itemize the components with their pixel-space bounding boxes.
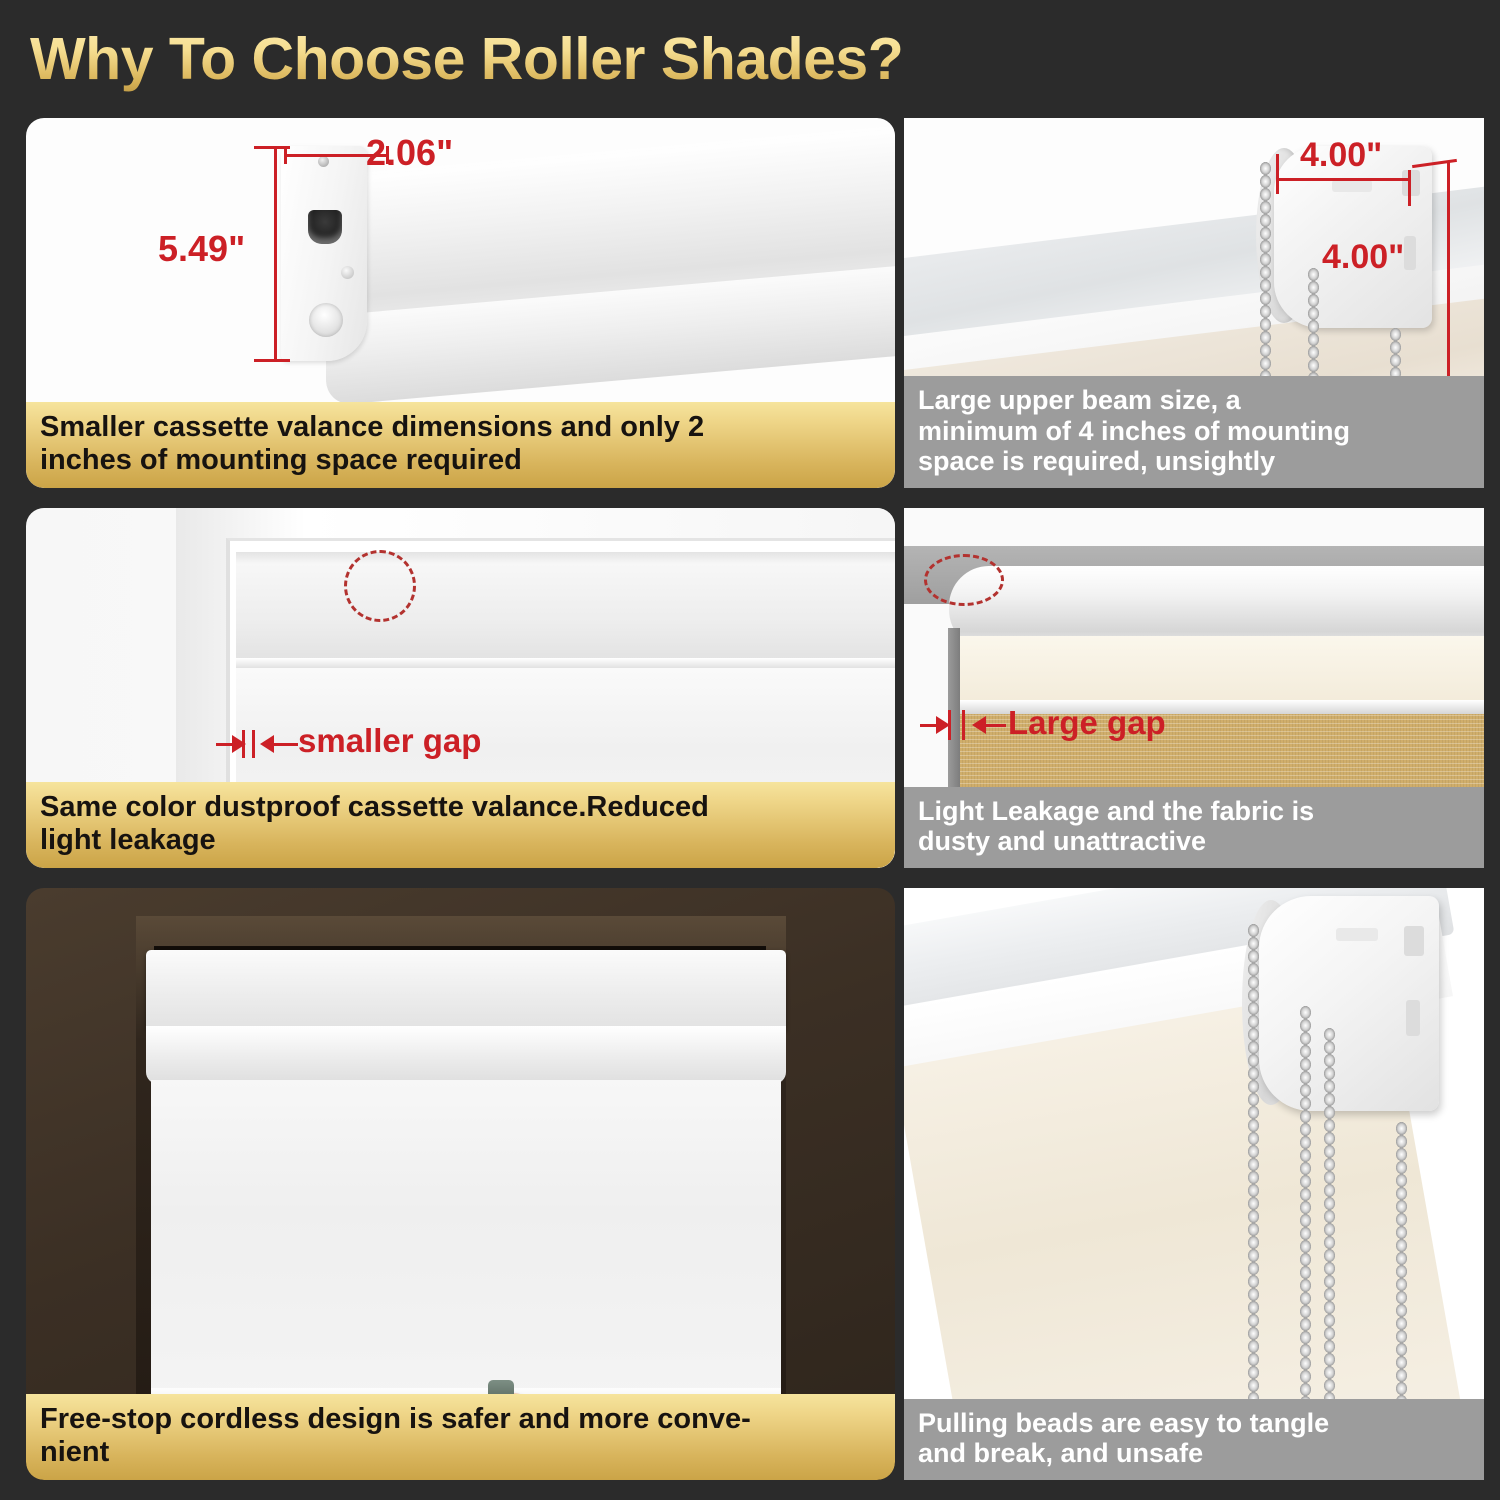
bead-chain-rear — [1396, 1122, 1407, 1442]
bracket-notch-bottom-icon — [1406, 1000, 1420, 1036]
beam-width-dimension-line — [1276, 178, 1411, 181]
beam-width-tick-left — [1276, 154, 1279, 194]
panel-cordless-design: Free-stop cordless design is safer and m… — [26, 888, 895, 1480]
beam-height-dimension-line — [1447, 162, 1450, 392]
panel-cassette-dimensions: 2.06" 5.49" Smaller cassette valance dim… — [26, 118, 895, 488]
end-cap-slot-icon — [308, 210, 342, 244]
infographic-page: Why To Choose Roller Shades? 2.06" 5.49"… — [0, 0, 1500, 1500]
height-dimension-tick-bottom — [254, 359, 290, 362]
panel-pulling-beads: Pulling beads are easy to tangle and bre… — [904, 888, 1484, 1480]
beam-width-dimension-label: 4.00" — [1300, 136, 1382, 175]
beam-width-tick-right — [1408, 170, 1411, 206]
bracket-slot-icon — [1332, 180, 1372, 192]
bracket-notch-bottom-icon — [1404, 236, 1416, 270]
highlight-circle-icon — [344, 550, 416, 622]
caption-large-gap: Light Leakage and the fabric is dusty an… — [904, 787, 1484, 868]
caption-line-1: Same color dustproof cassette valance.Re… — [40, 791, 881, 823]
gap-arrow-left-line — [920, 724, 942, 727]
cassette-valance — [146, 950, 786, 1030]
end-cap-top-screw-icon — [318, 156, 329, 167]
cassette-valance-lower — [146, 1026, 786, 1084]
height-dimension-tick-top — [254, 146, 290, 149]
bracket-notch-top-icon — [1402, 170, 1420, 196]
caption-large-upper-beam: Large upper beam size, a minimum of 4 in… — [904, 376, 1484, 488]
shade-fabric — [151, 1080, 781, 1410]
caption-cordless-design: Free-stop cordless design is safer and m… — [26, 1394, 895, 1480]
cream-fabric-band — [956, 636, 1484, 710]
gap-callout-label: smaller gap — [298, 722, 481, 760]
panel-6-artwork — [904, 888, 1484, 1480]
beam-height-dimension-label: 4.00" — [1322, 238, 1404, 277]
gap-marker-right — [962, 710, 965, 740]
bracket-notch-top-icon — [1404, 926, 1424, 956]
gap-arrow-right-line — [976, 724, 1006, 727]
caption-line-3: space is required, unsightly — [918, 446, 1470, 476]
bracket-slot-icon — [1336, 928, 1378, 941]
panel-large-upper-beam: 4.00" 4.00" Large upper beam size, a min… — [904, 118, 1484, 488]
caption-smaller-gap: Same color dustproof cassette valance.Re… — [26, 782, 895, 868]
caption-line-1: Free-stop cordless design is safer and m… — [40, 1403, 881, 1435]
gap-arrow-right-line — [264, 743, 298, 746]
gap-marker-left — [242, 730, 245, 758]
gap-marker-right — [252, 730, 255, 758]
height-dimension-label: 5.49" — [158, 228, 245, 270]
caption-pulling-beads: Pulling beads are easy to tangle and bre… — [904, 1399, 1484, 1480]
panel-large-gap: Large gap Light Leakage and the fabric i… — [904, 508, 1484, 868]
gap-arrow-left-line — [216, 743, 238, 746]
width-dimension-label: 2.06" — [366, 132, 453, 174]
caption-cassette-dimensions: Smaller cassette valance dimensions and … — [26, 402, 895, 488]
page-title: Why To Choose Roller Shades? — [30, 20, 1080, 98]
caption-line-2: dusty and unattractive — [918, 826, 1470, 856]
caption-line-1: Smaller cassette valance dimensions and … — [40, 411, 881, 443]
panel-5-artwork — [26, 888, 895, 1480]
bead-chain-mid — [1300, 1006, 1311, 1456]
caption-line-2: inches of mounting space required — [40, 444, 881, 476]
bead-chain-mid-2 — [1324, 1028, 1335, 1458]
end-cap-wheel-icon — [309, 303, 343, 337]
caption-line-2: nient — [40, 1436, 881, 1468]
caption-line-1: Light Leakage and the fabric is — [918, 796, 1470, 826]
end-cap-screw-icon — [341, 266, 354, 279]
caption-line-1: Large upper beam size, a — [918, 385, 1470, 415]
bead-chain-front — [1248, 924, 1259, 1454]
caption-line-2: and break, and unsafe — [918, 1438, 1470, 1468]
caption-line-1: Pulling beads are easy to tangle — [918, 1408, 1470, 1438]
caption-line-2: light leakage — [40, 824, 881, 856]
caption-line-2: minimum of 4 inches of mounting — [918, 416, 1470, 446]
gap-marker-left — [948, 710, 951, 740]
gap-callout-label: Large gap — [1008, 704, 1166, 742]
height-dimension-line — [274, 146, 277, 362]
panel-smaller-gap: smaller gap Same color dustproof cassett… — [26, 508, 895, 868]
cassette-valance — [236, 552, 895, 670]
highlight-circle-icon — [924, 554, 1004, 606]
_ _ _ _ _ _ _
**CONSIGNE**. Actualisez l'ensemble des enregistrements en remplaçant « smaller gap » par « narrow gap » et en laissant tout le reste inchangé. N'incluez pas les images dans votre réponse.

**RÉPONSE**.
itemize the components with their pixel-space bounding boxes.
bead-chain-rear — [1396, 1122, 1407, 1442]
bracket-notch-bottom-icon — [1406, 1000, 1420, 1036]
beam-width-dimension-line — [1276, 178, 1411, 181]
beam-width-tick-left — [1276, 154, 1279, 194]
panel-cordless-design: Free-stop cordless design is safer and m… — [26, 888, 895, 1480]
beam-height-dimension-line — [1447, 162, 1450, 392]
panel-cassette-dimensions: 2.06" 5.49" Smaller cassette valance dim… — [26, 118, 895, 488]
end-cap-slot-icon — [308, 210, 342, 244]
infographic-page: Why To Choose Roller Shades? 2.06" 5.49"… — [0, 0, 1500, 1500]
height-dimension-tick-bottom — [254, 359, 290, 362]
panel-pulling-beads: Pulling beads are easy to tangle and bre… — [904, 888, 1484, 1480]
beam-width-dimension-label: 4.00" — [1300, 136, 1382, 175]
beam-width-tick-right — [1408, 170, 1411, 206]
bracket-slot-icon — [1332, 180, 1372, 192]
bracket-notch-bottom-icon — [1404, 236, 1416, 270]
highlight-circle-icon — [344, 550, 416, 622]
caption-large-gap: Light Leakage and the fabric is dusty an… — [904, 787, 1484, 868]
caption-line-1: Same color dustproof cassette valance.Re… — [40, 791, 881, 823]
gap-arrow-left-line — [920, 724, 942, 727]
cassette-valance — [146, 950, 786, 1030]
end-cap-top-screw-icon — [318, 156, 329, 167]
cassette-valance-lower — [146, 1026, 786, 1084]
height-dimension-tick-top — [254, 146, 290, 149]
bracket-notch-top-icon — [1402, 170, 1420, 196]
caption-large-upper-beam: Large upper beam size, a minimum of 4 in… — [904, 376, 1484, 488]
shade-fabric — [151, 1080, 781, 1410]
caption-cordless-design: Free-stop cordless design is safer and m… — [26, 1394, 895, 1480]
cream-fabric-band — [956, 636, 1484, 710]
gap-callout-label: narrow gap — [298, 722, 481, 760]
panel-6-artwork — [904, 888, 1484, 1480]
beam-height-dimension-label: 4.00" — [1322, 238, 1404, 277]
gap-marker-right — [962, 710, 965, 740]
bracket-notch-top-icon — [1404, 926, 1424, 956]
gap-arrow-right-line — [976, 724, 1006, 727]
caption-line-3: space is required, unsightly — [918, 446, 1470, 476]
bracket-slot-icon — [1336, 928, 1378, 941]
panel-large-upper-beam: 4.00" 4.00" Large upper beam size, a min… — [904, 118, 1484, 488]
caption-smaller-gap: Same color dustproof cassette valance.Re… — [26, 782, 895, 868]
caption-line-1: Free-stop cordless design is safer and m… — [40, 1403, 881, 1435]
gap-arrow-right-line — [264, 743, 298, 746]
gap-marker-left — [242, 730, 245, 758]
gap-marker-right — [252, 730, 255, 758]
height-dimension-label: 5.49" — [158, 228, 245, 270]
caption-pulling-beads: Pulling beads are easy to tangle and bre… — [904, 1399, 1484, 1480]
panel-large-gap: Large gap Light Leakage and the fabric i… — [904, 508, 1484, 868]
gap-arrow-left-line — [216, 743, 238, 746]
width-dimension-label: 2.06" — [366, 132, 453, 174]
caption-cassette-dimensions: Smaller cassette valance dimensions and … — [26, 402, 895, 488]
page-title: Why To Choose Roller Shades? — [30, 20, 1080, 98]
caption-line-2: dusty and unattractive — [918, 826, 1470, 856]
caption-line-1: Smaller cassette valance dimensions and … — [40, 411, 881, 443]
panel-5-artwork — [26, 888, 895, 1480]
bead-chain-mid — [1300, 1006, 1311, 1456]
caption-line-2: inches of mounting space required — [40, 444, 881, 476]
bead-chain-mid-2 — [1324, 1028, 1335, 1458]
end-cap-wheel-icon — [309, 303, 343, 337]
caption-line-2: nient — [40, 1436, 881, 1468]
caption-line-1: Light Leakage and the fabric is — [918, 796, 1470, 826]
end-cap-screw-icon — [341, 266, 354, 279]
caption-line-1: Large upper beam size, a — [918, 385, 1470, 415]
bead-chain-front — [1248, 924, 1259, 1454]
caption-line-2: and break, and unsafe — [918, 1438, 1470, 1468]
caption-line-1: Pulling beads are easy to tangle — [918, 1408, 1470, 1438]
caption-line-2: light leakage — [40, 824, 881, 856]
caption-line-2: minimum of 4 inches of mounting — [918, 416, 1470, 446]
gap-marker-left — [948, 710, 951, 740]
gap-callout-label: Large gap — [1008, 704, 1166, 742]
height-dimension-line — [274, 146, 277, 362]
panel-smaller-gap: narrow gap Same color dustproof cassett… — [26, 508, 895, 868]
cassette-valance — [236, 552, 895, 670]
highlight-circle-icon — [924, 554, 1004, 606]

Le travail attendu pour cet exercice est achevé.